__Records provided__:
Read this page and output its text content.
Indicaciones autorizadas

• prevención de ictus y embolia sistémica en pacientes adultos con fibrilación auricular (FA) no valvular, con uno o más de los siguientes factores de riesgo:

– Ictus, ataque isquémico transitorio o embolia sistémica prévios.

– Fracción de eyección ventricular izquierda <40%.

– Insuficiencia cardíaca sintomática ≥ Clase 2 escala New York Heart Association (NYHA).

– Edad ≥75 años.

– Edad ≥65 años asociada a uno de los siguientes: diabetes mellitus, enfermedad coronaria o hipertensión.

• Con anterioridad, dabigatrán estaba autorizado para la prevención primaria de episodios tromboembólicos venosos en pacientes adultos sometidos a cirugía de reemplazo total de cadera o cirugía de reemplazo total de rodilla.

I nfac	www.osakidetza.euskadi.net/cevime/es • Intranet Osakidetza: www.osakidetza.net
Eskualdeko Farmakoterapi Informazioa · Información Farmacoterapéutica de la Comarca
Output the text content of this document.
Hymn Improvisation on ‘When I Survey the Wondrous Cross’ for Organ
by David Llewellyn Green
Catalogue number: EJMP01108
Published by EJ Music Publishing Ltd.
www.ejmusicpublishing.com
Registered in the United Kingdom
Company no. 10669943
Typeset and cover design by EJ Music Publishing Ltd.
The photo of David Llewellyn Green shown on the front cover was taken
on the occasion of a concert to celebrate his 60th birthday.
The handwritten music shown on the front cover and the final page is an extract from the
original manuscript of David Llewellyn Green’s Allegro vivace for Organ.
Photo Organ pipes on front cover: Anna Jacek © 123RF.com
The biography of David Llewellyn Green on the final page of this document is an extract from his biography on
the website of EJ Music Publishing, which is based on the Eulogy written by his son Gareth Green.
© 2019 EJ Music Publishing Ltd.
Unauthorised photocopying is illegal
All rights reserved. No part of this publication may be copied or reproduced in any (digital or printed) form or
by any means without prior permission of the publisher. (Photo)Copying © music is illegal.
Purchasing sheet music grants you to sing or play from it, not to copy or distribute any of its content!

__What is required__: Write out every line of the material again, exactly as it reads.

__Finished exercise__:
Read this page and output its text content.
Indicaciones autorizadas

• prevención de ictus y embolia sistémica en pacientes adultos con fibrilación auricular (FA) no valvular, con uno o más de los siguientes factores de riesgo:

– Ictus, ataque isquémico transitorio o embolia sistémica prévios.

– Fracción de eyección ventricular izquierda <40%.

– Insuficiencia cardíaca sintomática ≥ Clase 2 escala New York Heart Association (NYHA).

– Edad ≥75 años.

– Edad ≥65 años asociada a uno de los siguientes: diabetes mellitus, enfermedad coronaria o hipertensión.

• Con anterioridad, dabigatrán estaba autorizado para la prevención primaria de episodios tromboembólicos venosos en pacientes adultos sometidos a cirugía de reemplazo total de cadera o cirugía de reemplazo total de rodilla.

I nfac	www.osakidetza.euskadi.net/cevime/es • Intranet Osakidetza: www.osakidetza.net
Eskualdeko Farmakoterapi Informazioa · Información Farmacoterapéutica de la Comarca
Output the text content of this document.
Hymn Improvisation on ‘When I Survey the Wondrous Cross’ for Organ
by David Llewellyn Green
Catalogue number: EJMP01108
Published by EJ Music Publishing Ltd.
www.ejmusicpublishing.com
Registered in the United Kingdom
Company no. 10669943
Typeset and cover design by EJ Music Publishing Ltd.
The photo of David Llewellyn Green shown on the front cover was taken
on the occasion of a concert to celebrate his 60th birthday.
The handwritten music shown on the front cover and the final page is an extract from the
original manuscript of David Llewellyn Green’s Allegro vivace for Organ.
Photo Organ pipes on front cover: Anna Jacek © 123RF.com
The biography of David Llewellyn Green on the final page of this document is an extract from his biography on
the website of EJ Music Publishing, which is based on the Eulogy written by his son Gareth Green.
© 2019 EJ Music Publishing Ltd.
Unauthorised photocopying is illegal
All rights reserved. No part of this publication may be copied or reproduced in any (digital or printed) form or
by any means without prior permission of the publisher. (Photo)Copying © music is illegal.
Purchasing sheet music grants you to sing or play from it, not to copy or distribute any of its content!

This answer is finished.